(Records from a collection)
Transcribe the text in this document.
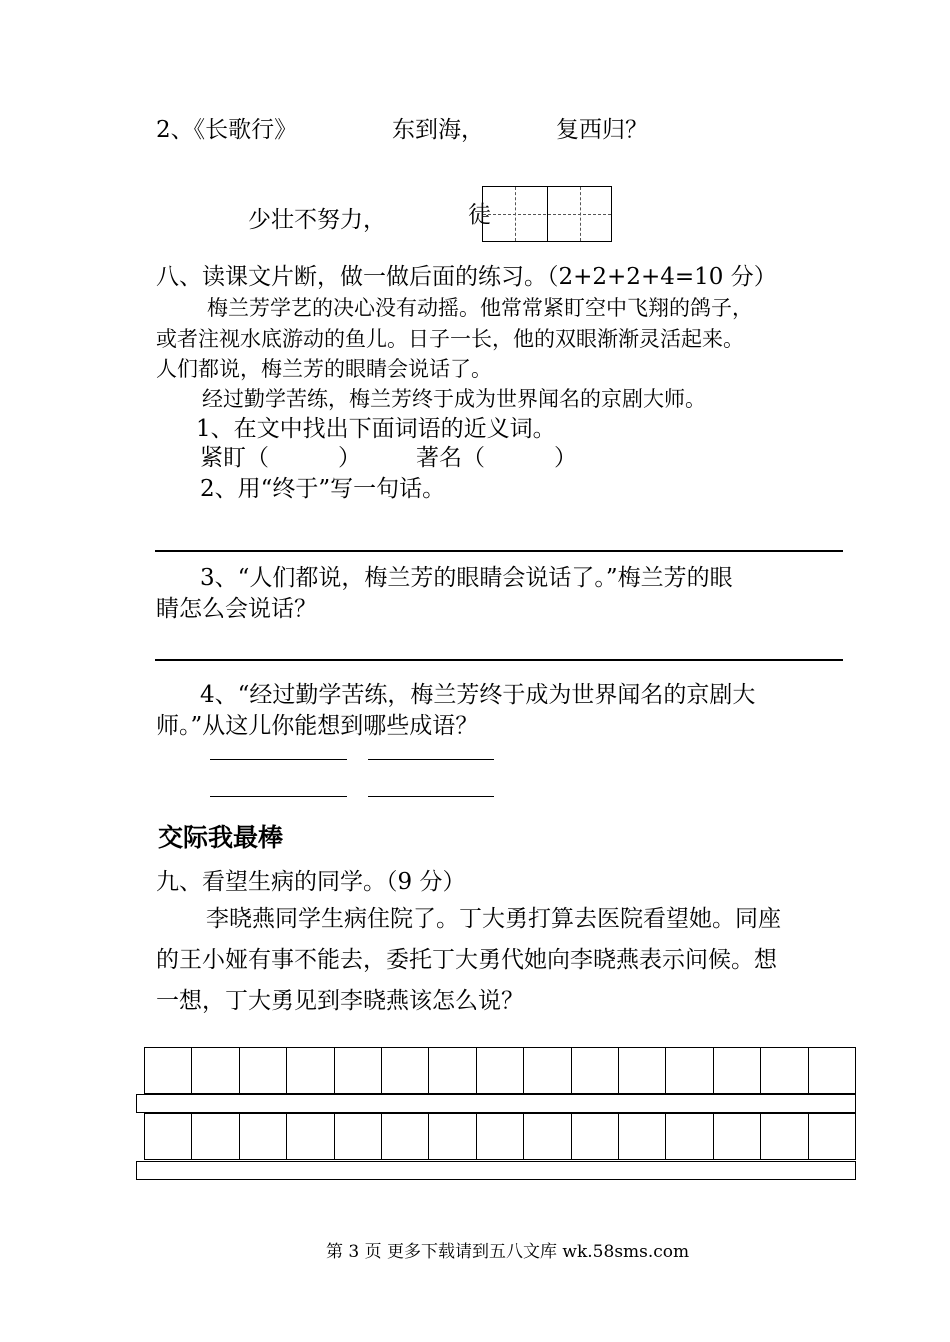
2、《长歌行》	东到海，	复西归？
少壮不努力，	徒
八、读课文片断，做一做后面的练习。（2+2+2+4=10 分）
梅兰芳学艺的决心没有动摇。他常常紧盯空中飞翔的鸽子，
或者注视水底游动的鱼儿。日子一长，他的双眼渐渐灵活起来。
人们都说，梅兰芳的眼睛会说话了。
经过勤学苦练，梅兰芳终于成为世界闻名的京剧大师。
1、在文中找出下面词语的近义词。
紧盯（　　　） 著名（　　　）
2、用“终于”写一句话。
3、“人们都说，梅兰芳的眼睛会说话了。”梅兰芳的眼
睛怎么会说话？
4、“经过勤学苦练，梅兰芳终于成为世界闻名的京剧大
师。”从这儿你能想到哪些成语？
交际我最棒
九、看望生病的同学。（9 分）
李晓燕同学生病住院了。丁大勇打算去医院看望她。同座
的王小娅有事不能去，委托丁大勇代她向李晓燕表示问候。想
一想，丁大勇见到李晓燕该怎么说？
第 3 页 更多下载请到五八文库 wk.58sms.com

TO BE DONE: Of all the lines above, how many contain the word "梅兰芳的眼睛会说话了"? Answer with only the number.

RESULT OF THE EXERCISE: 2